Material
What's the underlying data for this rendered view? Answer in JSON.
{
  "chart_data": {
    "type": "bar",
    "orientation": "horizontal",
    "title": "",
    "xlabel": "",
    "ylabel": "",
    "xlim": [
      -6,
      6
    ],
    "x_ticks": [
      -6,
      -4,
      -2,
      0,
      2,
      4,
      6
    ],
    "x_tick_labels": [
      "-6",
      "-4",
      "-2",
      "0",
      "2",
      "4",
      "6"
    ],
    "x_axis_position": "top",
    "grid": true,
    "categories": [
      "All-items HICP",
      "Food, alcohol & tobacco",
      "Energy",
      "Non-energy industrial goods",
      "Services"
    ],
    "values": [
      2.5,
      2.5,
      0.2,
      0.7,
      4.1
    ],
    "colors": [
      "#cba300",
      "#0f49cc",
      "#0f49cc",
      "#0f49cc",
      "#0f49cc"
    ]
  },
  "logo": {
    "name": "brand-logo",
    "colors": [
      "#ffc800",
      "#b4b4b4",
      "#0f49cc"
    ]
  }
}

Required task
Retype the entries one by one, exactly.

Response to this task
What's the underlying data for this rendered view? Answer in JSON.
{
  "chart_data": {
    "type": "bar",
    "orientation": "horizontal",
    "title": "",
    "xlabel": "",
    "ylabel": "",
    "xlim": [
      -6,
      6
    ],
    "x_ticks": [
      -6,
      -4,
      -2,
      0,
      2,
      4,
      6
    ],
    "x_tick_labels": [
      "-6",
      "-4",
      "-2",
      "0",
      "2",
      "4",
      "6"
    ],
    "x_axis_position": "top",
    "grid": true,
    "categories": [
      "All-items HICP",
      "Food, alcohol & tobacco",
      "Energy",
      "Non-energy industrial goods",
      "Services"
    ],
    "values": [
      2.5,
      2.5,
      0.2,
      0.7,
      4.1
    ],
    "colors": [
      "#cba300",
      "#0f49cc",
      "#0f49cc",
      "#0f49cc",
      "#0f49cc"
    ]
  },
  "logo": {
    "name": "brand-logo",
    "colors": [
      "#ffc800",
      "#b4b4b4",
      "#0f49cc"
    ]
  }
}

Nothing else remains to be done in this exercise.